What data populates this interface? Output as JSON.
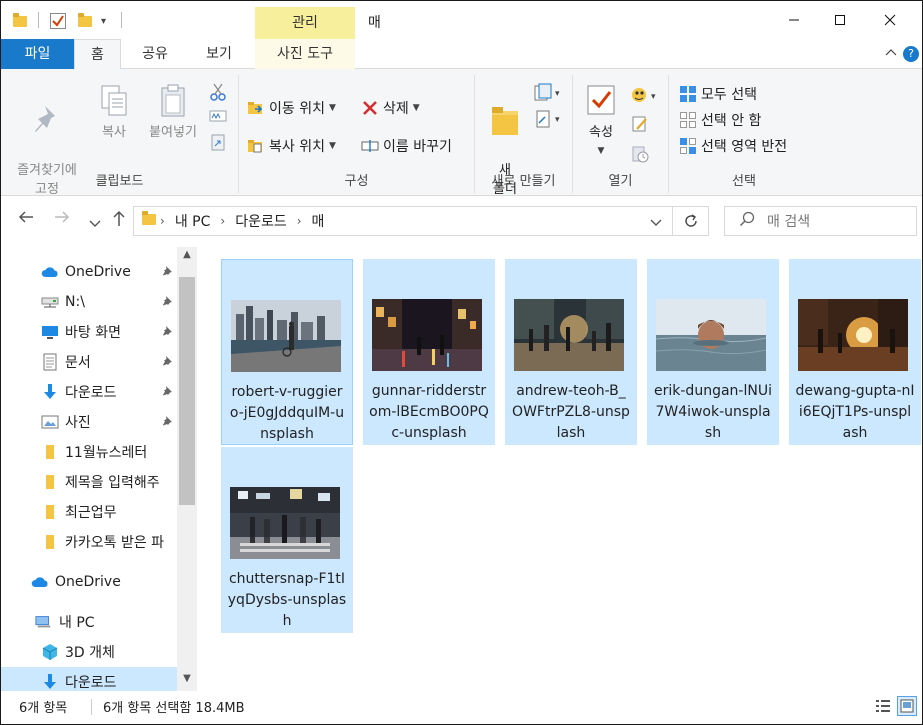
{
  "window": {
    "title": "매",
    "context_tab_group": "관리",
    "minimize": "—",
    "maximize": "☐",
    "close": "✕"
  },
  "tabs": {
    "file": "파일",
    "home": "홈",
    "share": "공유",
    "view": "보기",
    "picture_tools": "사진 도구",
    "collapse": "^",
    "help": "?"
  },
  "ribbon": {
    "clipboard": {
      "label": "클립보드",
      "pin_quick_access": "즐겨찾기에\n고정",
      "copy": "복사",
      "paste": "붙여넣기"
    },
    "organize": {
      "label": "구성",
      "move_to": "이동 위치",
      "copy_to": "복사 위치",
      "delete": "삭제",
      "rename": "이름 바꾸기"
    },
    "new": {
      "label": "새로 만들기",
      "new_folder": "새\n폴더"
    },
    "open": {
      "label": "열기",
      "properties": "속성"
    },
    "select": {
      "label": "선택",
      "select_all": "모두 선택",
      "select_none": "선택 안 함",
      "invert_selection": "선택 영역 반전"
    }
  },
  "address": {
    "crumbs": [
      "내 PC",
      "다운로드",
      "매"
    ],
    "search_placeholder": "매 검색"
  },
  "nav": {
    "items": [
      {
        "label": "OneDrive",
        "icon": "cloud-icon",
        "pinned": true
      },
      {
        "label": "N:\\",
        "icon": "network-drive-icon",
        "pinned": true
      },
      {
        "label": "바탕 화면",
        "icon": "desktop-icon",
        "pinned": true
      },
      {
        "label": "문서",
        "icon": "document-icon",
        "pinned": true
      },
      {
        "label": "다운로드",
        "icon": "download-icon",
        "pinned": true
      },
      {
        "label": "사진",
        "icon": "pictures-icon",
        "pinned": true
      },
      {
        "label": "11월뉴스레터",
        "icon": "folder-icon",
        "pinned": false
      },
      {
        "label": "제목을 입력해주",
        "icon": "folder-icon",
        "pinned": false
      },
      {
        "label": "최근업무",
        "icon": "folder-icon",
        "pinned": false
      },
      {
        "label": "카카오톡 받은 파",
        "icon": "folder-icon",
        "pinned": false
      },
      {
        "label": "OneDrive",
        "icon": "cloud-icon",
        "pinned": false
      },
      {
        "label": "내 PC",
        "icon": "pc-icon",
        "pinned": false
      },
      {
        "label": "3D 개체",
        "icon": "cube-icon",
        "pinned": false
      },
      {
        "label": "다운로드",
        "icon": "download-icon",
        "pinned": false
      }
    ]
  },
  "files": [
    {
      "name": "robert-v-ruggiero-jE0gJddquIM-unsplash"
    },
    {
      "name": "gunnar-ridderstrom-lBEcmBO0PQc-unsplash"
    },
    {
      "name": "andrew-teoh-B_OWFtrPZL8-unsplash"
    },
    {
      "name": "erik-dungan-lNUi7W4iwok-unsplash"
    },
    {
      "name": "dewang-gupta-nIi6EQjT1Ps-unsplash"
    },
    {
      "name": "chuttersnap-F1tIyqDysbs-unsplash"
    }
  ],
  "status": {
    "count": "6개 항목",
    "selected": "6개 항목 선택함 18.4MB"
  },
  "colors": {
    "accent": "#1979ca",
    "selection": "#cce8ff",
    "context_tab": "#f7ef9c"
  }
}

(EXERCISE PROMPT) Set the listing down in full and exactly. Pictures within it should not appear in the copy.

(OUTPUT BELOW)
What data populates this interface? Output as JSON.
{
  "window": {
    "title": "매",
    "context_tab_group": "관리",
    "minimize": "—",
    "maximize": "☐",
    "close": "✕"
  },
  "tabs": {
    "file": "파일",
    "home": "홈",
    "share": "공유",
    "view": "보기",
    "picture_tools": "사진 도구",
    "collapse": "^",
    "help": "?"
  },
  "ribbon": {
    "clipboard": {
      "label": "클립보드",
      "pin_quick_access": "즐겨찾기에\n고정",
      "copy": "복사",
      "paste": "붙여넣기"
    },
    "organize": {
      "label": "구성",
      "move_to": "이동 위치",
      "copy_to": "복사 위치",
      "delete": "삭제",
      "rename": "이름 바꾸기"
    },
    "new": {
      "label": "새로 만들기",
      "new_folder": "새\n폴더"
    },
    "open": {
      "label": "열기",
      "properties": "속성"
    },
    "select": {
      "label": "선택",
      "select_all": "모두 선택",
      "select_none": "선택 안 함",
      "invert_selection": "선택 영역 반전"
    }
  },
  "address": {
    "crumbs": [
      "내 PC",
      "다운로드",
      "매"
    ],
    "search_placeholder": "매 검색"
  },
  "nav": {
    "items": [
      {
        "label": "OneDrive",
        "icon": "cloud-icon",
        "pinned": true
      },
      {
        "label": "N:\\",
        "icon": "network-drive-icon",
        "pinned": true
      },
      {
        "label": "바탕 화면",
        "icon": "desktop-icon",
        "pinned": true
      },
      {
        "label": "문서",
        "icon": "document-icon",
        "pinned": true
      },
      {
        "label": "다운로드",
        "icon": "download-icon",
        "pinned": true
      },
      {
        "label": "사진",
        "icon": "pictures-icon",
        "pinned": true
      },
      {
        "label": "11월뉴스레터",
        "icon": "folder-icon",
        "pinned": false
      },
      {
        "label": "제목을 입력해주",
        "icon": "folder-icon",
        "pinned": false
      },
      {
        "label": "최근업무",
        "icon": "folder-icon",
        "pinned": false
      },
      {
        "label": "카카오톡 받은 파",
        "icon": "folder-icon",
        "pinned": false
      },
      {
        "label": "OneDrive",
        "icon": "cloud-icon",
        "pinned": false
      },
      {
        "label": "내 PC",
        "icon": "pc-icon",
        "pinned": false
      },
      {
        "label": "3D 개체",
        "icon": "cube-icon",
        "pinned": false
      },
      {
        "label": "다운로드",
        "icon": "download-icon",
        "pinned": false
      }
    ]
  },
  "files": [
    {
      "name": "robert-v-ruggiero-jE0gJddquIM-unsplash"
    },
    {
      "name": "gunnar-ridderstrom-lBEcmBO0PQc-unsplash"
    },
    {
      "name": "andrew-teoh-B_OWFtrPZL8-unsplash"
    },
    {
      "name": "erik-dungan-lNUi7W4iwok-unsplash"
    },
    {
      "name": "dewang-gupta-nIi6EQjT1Ps-unsplash"
    },
    {
      "name": "chuttersnap-F1tIyqDysbs-unsplash"
    }
  ],
  "status": {
    "count": "6개 항목",
    "selected": "6개 항목 선택함 18.4MB"
  },
  "colors": {
    "accent": "#1979ca",
    "selection": "#cce8ff",
    "context_tab": "#f7ef9c"
  }
}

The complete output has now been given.